_WRITTEN INSTRUCTION:_ Take the lines from the one with "Parse this screenshot: output" to the end of the listing, both ends included, and quote them exactly, leaving pictures out.

## Begin

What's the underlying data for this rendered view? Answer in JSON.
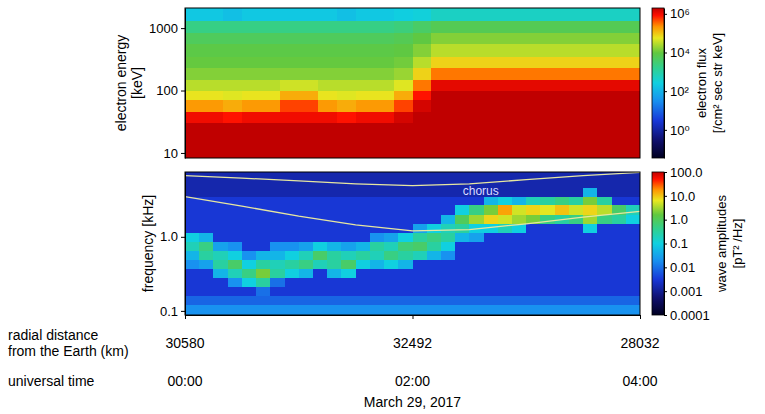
{
  "chart_data": [
    {
      "type": "heatmap",
      "ylabel": [
        "electron energy",
        "[keV]"
      ],
      "log": "y",
      "tick_labels": "y",
      "xlim": [
        0,
        4
      ],
      "ylim": [
        8.3,
        2100
      ],
      "yticks": [
        10,
        100,
        1000
      ],
      "x_edges": [
        0,
        0.1667,
        0.3333,
        0.5,
        0.6667,
        0.8333,
        1,
        1.1667,
        1.3333,
        1.5,
        1.6667,
        1.8333,
        2,
        2.1667,
        2.3333,
        2.5,
        2.6667,
        2.8333,
        3,
        3.1667,
        3.3333,
        3.5,
        3.6667,
        3.8333,
        4
      ],
      "y_edges": [
        8.3,
        13,
        20,
        30,
        45,
        70,
        100,
        150,
        230,
        350,
        550,
        850,
        1300,
        2100
      ],
      "cells": [
        [
          3000000.0,
          3000000.0,
          2000000.0,
          1000000.0,
          200000.0,
          60000.0,
          30000.0,
          15000.0,
          10000.0,
          8000.0,
          5000.0,
          2000.0,
          200
        ],
        [
          3000000.0,
          3000000.0,
          2000000.0,
          1000000.0,
          200000.0,
          60000.0,
          30000.0,
          15000.0,
          10000.0,
          8000.0,
          5000.0,
          2000.0,
          200
        ],
        [
          2000000.0,
          3000000.0,
          2000000.0,
          800000.0,
          150000.0,
          50000.0,
          30000.0,
          15000.0,
          10000.0,
          8000.0,
          5000.0,
          2000.0,
          150
        ],
        [
          3000000.0,
          3000000.0,
          2000000.0,
          1000000.0,
          200000.0,
          60000.0,
          30000.0,
          15000.0,
          10000.0,
          8000.0,
          5000.0,
          2000.0,
          200
        ],
        [
          3000000.0,
          3000000.0,
          2000000.0,
          1000000.0,
          200000.0,
          60000.0,
          30000.0,
          15000.0,
          10000.0,
          8000.0,
          5000.0,
          2000.0,
          200
        ],
        [
          3000000.0,
          3000000.0,
          2000000.0,
          1000000.0,
          500000.0,
          150000.0,
          40000.0,
          15000.0,
          10000.0,
          8000.0,
          5000.0,
          2000.0,
          200
        ],
        [
          3000000.0,
          3000000.0,
          2000000.0,
          1000000.0,
          500000.0,
          150000.0,
          40000.0,
          15000.0,
          10000.0,
          8000.0,
          5000.0,
          2000.0,
          200
        ],
        [
          3000000.0,
          3000000.0,
          2000000.0,
          1000000.0,
          200000.0,
          60000.0,
          30000.0,
          15000.0,
          10000.0,
          8000.0,
          5000.0,
          2000.0,
          200
        ],
        [
          2000000.0,
          3000000.0,
          2000000.0,
          800000.0,
          150000.0,
          50000.0,
          30000.0,
          15000.0,
          10000.0,
          8000.0,
          5000.0,
          2000.0,
          150
        ],
        [
          3000000.0,
          3000000.0,
          2000000.0,
          1000000.0,
          200000.0,
          60000.0,
          30000.0,
          15000.0,
          10000.0,
          8000.0,
          5000.0,
          2000.0,
          200
        ],
        [
          3000000.0,
          3000000.0,
          2000000.0,
          1000000.0,
          200000.0,
          60000.0,
          30000.0,
          15000.0,
          10000.0,
          8000.0,
          5000.0,
          2000.0,
          200
        ],
        [
          3000000.0,
          3000000.0,
          2000000.0,
          1500000.0,
          500000.0,
          150000.0,
          50000.0,
          20000.0,
          12000.0,
          9000.0,
          6000.0,
          2500.0,
          250
        ],
        [
          3000000.0,
          3000000.0,
          3000000.0,
          2000000.0,
          1500000.0,
          800000.0,
          300000.0,
          80000.0,
          30000.0,
          15000.0,
          9000.0,
          4000.0,
          300
        ],
        [
          3000000.0,
          3000000.0,
          3000000.0,
          3000000.0,
          3000000.0,
          2000000.0,
          1200000.0,
          300000.0,
          80000.0,
          30000.0,
          15000.0,
          6000.0,
          500
        ],
        [
          3000000.0,
          3000000.0,
          3000000.0,
          3000000.0,
          3000000.0,
          2000000.0,
          1200000.0,
          300000.0,
          80000.0,
          30000.0,
          15000.0,
          6000.0,
          500
        ],
        [
          3000000.0,
          3000000.0,
          3000000.0,
          3000000.0,
          3000000.0,
          2000000.0,
          1200000.0,
          300000.0,
          80000.0,
          30000.0,
          15000.0,
          6000.0,
          500
        ],
        [
          3000000.0,
          3000000.0,
          3000000.0,
          3000000.0,
          3000000.0,
          2000000.0,
          1200000.0,
          300000.0,
          80000.0,
          30000.0,
          15000.0,
          6000.0,
          500
        ],
        [
          3000000.0,
          3000000.0,
          3000000.0,
          3000000.0,
          3000000.0,
          2000000.0,
          1200000.0,
          300000.0,
          80000.0,
          30000.0,
          15000.0,
          6000.0,
          500
        ],
        [
          3000000.0,
          3000000.0,
          3000000.0,
          3000000.0,
          3000000.0,
          2000000.0,
          1200000.0,
          300000.0,
          80000.0,
          30000.0,
          15000.0,
          6000.0,
          500
        ],
        [
          3000000.0,
          3000000.0,
          3000000.0,
          3000000.0,
          3000000.0,
          2000000.0,
          1200000.0,
          300000.0,
          80000.0,
          30000.0,
          15000.0,
          6000.0,
          500
        ],
        [
          3000000.0,
          3000000.0,
          3000000.0,
          3000000.0,
          3000000.0,
          2000000.0,
          1200000.0,
          300000.0,
          80000.0,
          30000.0,
          15000.0,
          6000.0,
          500
        ],
        [
          3000000.0,
          3000000.0,
          3000000.0,
          3000000.0,
          3000000.0,
          2000000.0,
          1200000.0,
          300000.0,
          80000.0,
          30000.0,
          15000.0,
          6000.0,
          500
        ],
        [
          3000000.0,
          3000000.0,
          3000000.0,
          3000000.0,
          3000000.0,
          2000000.0,
          1200000.0,
          300000.0,
          80000.0,
          30000.0,
          15000.0,
          6000.0,
          500
        ],
        [
          3000000.0,
          3000000.0,
          3000000.0,
          3000000.0,
          3000000.0,
          2000000.0,
          1200000.0,
          300000.0,
          80000.0,
          30000.0,
          15000.0,
          6000.0,
          500
        ]
      ],
      "colorbar": {
        "label": [
          "electron flux",
          "[/cm² sec str keV]"
        ],
        "log": true,
        "range": [
          0.035,
          2000000
        ],
        "ticks": [
          {
            "value": 1,
            "label": "10⁰"
          },
          {
            "value": 100,
            "label": "10²"
          },
          {
            "value": 10000,
            "label": "10⁴"
          },
          {
            "value": 1000000,
            "label": "10⁶"
          }
        ]
      }
    },
    {
      "type": "heatmap",
      "ylabel": "frequency [kHz]",
      "log": "y",
      "xlim": [
        0,
        4
      ],
      "ylim": [
        0.088,
        7.5
      ],
      "yticks": [
        0.1,
        {
          "value": 1,
          "label": "1.0"
        }
      ],
      "xticks": [
        {
          "value": 0,
          "label": "00:00"
        },
        {
          "value": 2,
          "label": "02:00"
        },
        {
          "value": 4,
          "label": "04:00"
        }
      ],
      "xlabel": "universal time",
      "radial_distance": {
        "label": [
          "radial distance",
          "from the Earth (km)"
        ],
        "values": [
          30580,
          32492,
          28032
        ]
      },
      "date": "March 29, 2017",
      "x_edges": [
        0,
        0.125,
        0.25,
        0.375,
        0.5,
        0.625,
        0.75,
        0.875,
        1,
        1.125,
        1.25,
        1.375,
        1.5,
        1.625,
        1.75,
        1.875,
        2,
        2.125,
        2.25,
        2.375,
        2.5,
        2.625,
        2.75,
        2.875,
        3,
        3.125,
        3.25,
        3.375,
        3.5,
        3.625,
        3.75,
        3.875,
        4
      ],
      "y_edges": [
        0.088,
        0.12,
        0.16,
        0.21,
        0.28,
        0.37,
        0.49,
        0.65,
        0.86,
        1.14,
        1.5,
        2.0,
        2.65,
        3.5,
        4.6,
        7.5
      ],
      "cells": [
        [
          0.02,
          0.008,
          0.003,
          0.003,
          0.003,
          0.02,
          0.05,
          0.2,
          0.1,
          0.003,
          0.003,
          0.003,
          0.003,
          0.0015,
          0.0015
        ],
        [
          0.02,
          0.008,
          0.003,
          0.003,
          0.003,
          0.03,
          0.3,
          0.5,
          0.05,
          0.003,
          0.003,
          0.003,
          0.003,
          0.0015,
          0.0015
        ],
        [
          0.02,
          0.008,
          0.003,
          0.003,
          0.05,
          0.3,
          0.2,
          0.03,
          0.003,
          0.003,
          0.003,
          0.003,
          0.003,
          0.0015,
          0.0015
        ],
        [
          0.02,
          0.008,
          0.003,
          0.02,
          0.2,
          0.8,
          0.1,
          0.02,
          0.003,
          0.003,
          0.003,
          0.003,
          0.003,
          0.0015,
          0.0015
        ],
        [
          0.02,
          0.008,
          0.003,
          0.1,
          0.5,
          0.1,
          0.02,
          0.003,
          0.003,
          0.003,
          0.003,
          0.003,
          0.003,
          0.0015,
          0.0015
        ],
        [
          0.02,
          0.008,
          0.01,
          0.3,
          2,
          0.3,
          0.05,
          0.003,
          0.003,
          0.003,
          0.003,
          0.003,
          0.003,
          0.0015,
          0.0015
        ],
        [
          0.02,
          0.008,
          0.003,
          0.01,
          0.3,
          0.2,
          0.05,
          0.02,
          0.003,
          0.003,
          0.003,
          0.003,
          0.003,
          0.0015,
          0.0015
        ],
        [
          0.02,
          0.008,
          0.003,
          0.003,
          0.1,
          0.3,
          0.1,
          0.02,
          0.003,
          0.003,
          0.003,
          0.003,
          0.003,
          0.0015,
          0.0015
        ],
        [
          0.02,
          0.008,
          0.003,
          0.003,
          0.05,
          0.5,
          0.2,
          0.03,
          0.003,
          0.003,
          0.003,
          0.003,
          0.003,
          0.0015,
          0.0015
        ],
        [
          0.02,
          0.008,
          0.003,
          0.003,
          0.003,
          0.2,
          0.8,
          0.1,
          0.003,
          0.003,
          0.003,
          0.003,
          0.003,
          0.0015,
          0.0015
        ],
        [
          0.02,
          0.008,
          0.003,
          0.003,
          0.05,
          0.3,
          0.3,
          0.05,
          0.003,
          0.003,
          0.003,
          0.003,
          0.003,
          0.0015,
          0.0015
        ],
        [
          0.02,
          0.008,
          0.003,
          0.003,
          0.1,
          0.8,
          0.2,
          0.03,
          0.003,
          0.003,
          0.003,
          0.003,
          0.003,
          0.0015,
          0.0015
        ],
        [
          0.02,
          0.008,
          0.003,
          0.003,
          0.003,
          0.1,
          0.3,
          0.05,
          0.003,
          0.003,
          0.003,
          0.003,
          0.003,
          0.0015,
          0.0015
        ],
        [
          0.02,
          0.008,
          0.003,
          0.003,
          0.003,
          0.05,
          0.2,
          0.3,
          0.02,
          0.003,
          0.003,
          0.003,
          0.003,
          0.0015,
          0.0015
        ],
        [
          0.02,
          0.008,
          0.003,
          0.003,
          0.003,
          0.1,
          0.5,
          0.2,
          0.03,
          0.003,
          0.003,
          0.003,
          0.003,
          0.0015,
          0.0015
        ],
        [
          0.02,
          0.008,
          0.003,
          0.003,
          0.003,
          0.05,
          0.3,
          0.6,
          0.1,
          0.003,
          0.003,
          0.003,
          0.003,
          0.0015,
          0.0015
        ],
        [
          0.02,
          0.008,
          0.003,
          0.003,
          0.003,
          0.003,
          0.2,
          0.8,
          0.3,
          0.03,
          0.003,
          0.003,
          0.003,
          0.0015,
          0.0015
        ],
        [
          0.02,
          0.008,
          0.003,
          0.003,
          0.003,
          0.003,
          0.05,
          0.3,
          0.5,
          0.1,
          0.003,
          0.003,
          0.003,
          0.0015,
          0.0015
        ],
        [
          0.02,
          0.008,
          0.003,
          0.003,
          0.003,
          0.003,
          0.02,
          0.1,
          0.3,
          0.2,
          0.05,
          0.003,
          0.003,
          0.0015,
          0.0015
        ],
        [
          0.02,
          0.008,
          0.003,
          0.003,
          0.003,
          0.003,
          0.003,
          0.003,
          0.05,
          0.3,
          1,
          0.1,
          0.003,
          0.0015,
          0.0015
        ],
        [
          0.02,
          0.008,
          0.003,
          0.003,
          0.003,
          0.003,
          0.003,
          0.003,
          0.03,
          0.1,
          3,
          0.5,
          0.003,
          0.0015,
          0.0015
        ],
        [
          0.02,
          0.008,
          0.003,
          0.003,
          0.003,
          0.003,
          0.003,
          0.003,
          0.003,
          0.1,
          8,
          2,
          0.05,
          0.0015,
          0.0015
        ],
        [
          0.02,
          0.008,
          0.003,
          0.003,
          0.003,
          0.003,
          0.003,
          0.003,
          0.003,
          0.2,
          5,
          15,
          0.1,
          0.0015,
          0.0015
        ],
        [
          0.02,
          0.008,
          0.003,
          0.003,
          0.003,
          0.003,
          0.003,
          0.003,
          0.003,
          0.1,
          3,
          5,
          0.05,
          0.0015,
          0.0015
        ],
        [
          0.02,
          0.008,
          0.003,
          0.003,
          0.003,
          0.003,
          0.003,
          0.003,
          0.003,
          0.003,
          2,
          8,
          0.2,
          0.0015,
          0.0015
        ],
        [
          0.02,
          0.008,
          0.003,
          0.003,
          0.003,
          0.003,
          0.003,
          0.003,
          0.003,
          0.003,
          0.5,
          6,
          0.3,
          0.0015,
          0.0015
        ],
        [
          0.02,
          0.008,
          0.003,
          0.003,
          0.003,
          0.003,
          0.003,
          0.003,
          0.003,
          0.003,
          0.3,
          10,
          0.5,
          0.0015,
          0.0015
        ],
        [
          0.02,
          0.008,
          0.003,
          0.003,
          0.003,
          0.003,
          0.003,
          0.003,
          0.003,
          0.003,
          0.5,
          5,
          0.3,
          0.0015,
          0.0015
        ],
        [
          0.02,
          0.008,
          0.003,
          0.003,
          0.003,
          0.003,
          0.003,
          0.003,
          0.003,
          0.1,
          3,
          8,
          2,
          0.05,
          0.0015
        ],
        [
          0.02,
          0.008,
          0.003,
          0.003,
          0.003,
          0.003,
          0.003,
          0.003,
          0.003,
          0.003,
          0.5,
          4,
          0.3,
          0.0015,
          0.0015
        ],
        [
          0.02,
          0.008,
          0.003,
          0.003,
          0.003,
          0.003,
          0.003,
          0.003,
          0.003,
          0.003,
          0.3,
          0.8,
          0.003,
          0.0015,
          0.0015
        ],
        [
          0.02,
          0.008,
          0.003,
          0.003,
          0.003,
          0.003,
          0.003,
          0.003,
          0.003,
          0.003,
          0.1,
          0.2,
          0.003,
          0.0015,
          0.0015
        ]
      ],
      "series": [
        {
          "type": "line",
          "color": "#e6e6a0",
          "x": [
            0,
            0.5,
            1,
            1.5,
            2,
            2.5,
            3,
            3.5,
            4
          ],
          "values": [
            6.7,
            6.2,
            5.7,
            5.2,
            4.9,
            5.2,
            5.9,
            6.7,
            7.4
          ]
        },
        {
          "type": "line",
          "color": "#e6e6a0",
          "x": [
            0,
            0.5,
            1,
            1.5,
            2,
            2.5,
            3,
            3.5,
            4
          ],
          "values": [
            3.5,
            2.6,
            1.9,
            1.45,
            1.2,
            1.25,
            1.5,
            1.85,
            2.2
          ]
        }
      ],
      "annotations": [
        {
          "text": "chorus",
          "x": 2.6,
          "y": 3.7
        }
      ],
      "colorbar": {
        "label": [
          "wave amplitudes",
          "[pT² /Hz]"
        ],
        "log": true,
        "range": [
          0.0001,
          100
        ],
        "ticks": [
          0.0001,
          0.001,
          0.01,
          0.1,
          {
            "value": 1,
            "label": "1.0"
          },
          {
            "value": 10,
            "label": "10.0"
          },
          {
            "value": 100,
            "label": "100.0"
          }
        ]
      }
    }
  ]
}
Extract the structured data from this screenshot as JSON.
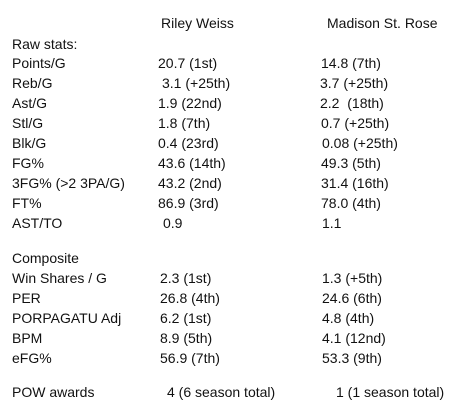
{
  "header": {
    "player_a": "Riley Weiss",
    "player_b": "Madison St. Rose"
  },
  "raw_stats": {
    "title": "Raw stats:",
    "rows": [
      {
        "label": "Points/G",
        "a": "20.7 (1st)",
        "b": "14.8 (7th)"
      },
      {
        "label": "Reb/G",
        "a": "3.1 (+25th)",
        "b": "3.7 (+25th)"
      },
      {
        "label": "Ast/G",
        "a": "1.9 (22nd)",
        "b": "2.2  (18th)"
      },
      {
        "label": "Stl/G",
        "a": "1.8 (7th)",
        "b": "0.7 (+25th)"
      },
      {
        "label": "Blk/G",
        "a": "0.4 (23rd)",
        "b": "0.08 (+25th)"
      },
      {
        "label": "FG%",
        "a": "43.6 (14th)",
        "b": "49.3 (5th)"
      },
      {
        "label": "3FG% (>2 3PA/G)",
        "a": "43.2 (2nd)",
        "b": "31.4 (16th)"
      },
      {
        "label": "FT%",
        "a": "86.9 (3rd)",
        "b": "78.0 (4th)"
      },
      {
        "label": "AST/TO",
        "a": "0.9",
        "b": "1.1"
      }
    ]
  },
  "composite": {
    "title": "Composite",
    "rows": [
      {
        "label": "Win Shares / G",
        "a": "2.3 (1st)",
        "b": "1.3 (+5th)"
      },
      {
        "label": "PER",
        "a": "26.8 (4th)",
        "b": "24.6 (6th)"
      },
      {
        "label": "PORPAGATU Adj",
        "a": "6.2 (1st)",
        "b": "4.8 (4th)"
      },
      {
        "label": "BPM",
        "a": "8.9 (5th)",
        "b": "4.1 (12nd)"
      },
      {
        "label": "eFG%",
        "a": "56.9 (7th)",
        "b": "53.3 (9th)"
      }
    ]
  },
  "pow": {
    "label": "POW awards",
    "a": "4 (6 season total)",
    "b": "1 (1 season total)"
  }
}
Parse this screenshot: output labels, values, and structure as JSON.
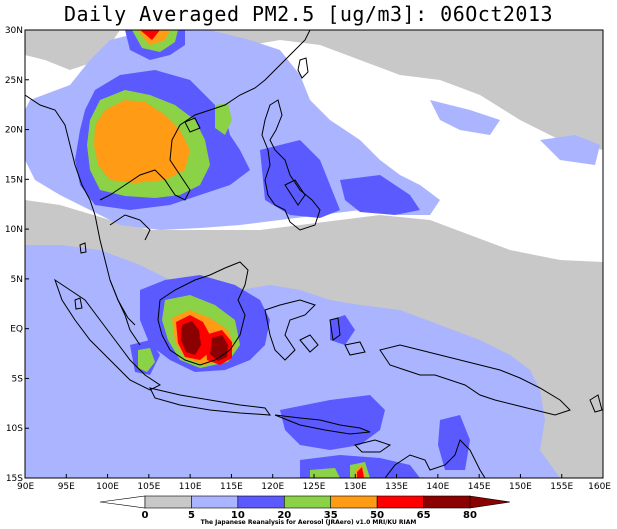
{
  "title": "Daily Averaged PM2.5 [ug/m3]: 06Oct2013",
  "credit": "The Japanese Reanalysis for Aerosol (JRAero) v1.0 MRI/KU RIAM",
  "lat_labels": [
    "30N",
    "25N",
    "20N",
    "15N",
    "10N",
    "5N",
    "EQ",
    "5S",
    "10S",
    "15S"
  ],
  "lon_labels": [
    "90E",
    "95E",
    "100E",
    "105E",
    "110E",
    "115E",
    "120E",
    "125E",
    "130E",
    "135E",
    "140E",
    "145E",
    "150E",
    "155E",
    "160E"
  ],
  "colorbar": {
    "labels": [
      "0",
      "5",
      "10",
      "20",
      "35",
      "50",
      "65",
      "80"
    ],
    "colors": [
      "#ffffff",
      "#c8c8c8",
      "#aab4ff",
      "#5a5aff",
      "#8cd246",
      "#ff9b14",
      "#ff0000",
      "#8b0000"
    ]
  }
}
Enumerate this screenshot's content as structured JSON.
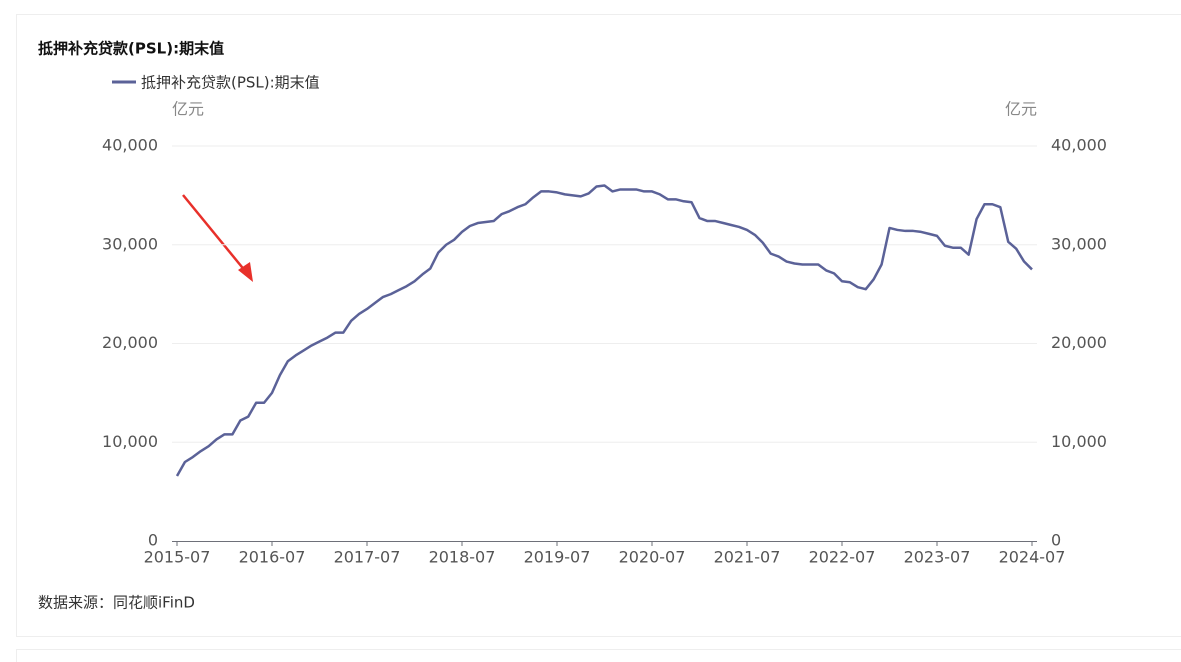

## End

_THE OUTPUT:_
Parse this screenshot: output labels, values, and structure as JSON.
{
  "title": "Daily Averaged PM2.5 [ug/m3]: 06Oct2013",
  "credit": "The Japanese Reanalysis for Aerosol (JRAero) v1.0 MRI/KU RIAM",
  "lat_labels": [
    "30N",
    "25N",
    "20N",
    "15N",
    "10N",
    "5N",
    "EQ",
    "5S",
    "10S",
    "15S"
  ],
  "lon_labels": [
    "90E",
    "95E",
    "100E",
    "105E",
    "110E",
    "115E",
    "120E",
    "125E",
    "130E",
    "135E",
    "140E",
    "145E",
    "150E",
    "155E",
    "160E"
  ],
  "colorbar": {
    "labels": [
      "0",
      "5",
      "10",
      "20",
      "35",
      "50",
      "65",
      "80"
    ],
    "colors": [
      "#ffffff",
      "#c8c8c8",
      "#aab4ff",
      "#5a5aff",
      "#8cd246",
      "#ff9b14",
      "#ff0000",
      "#8b0000"
    ]
  }
}
Enumerate this screenshot's content as structured JSON.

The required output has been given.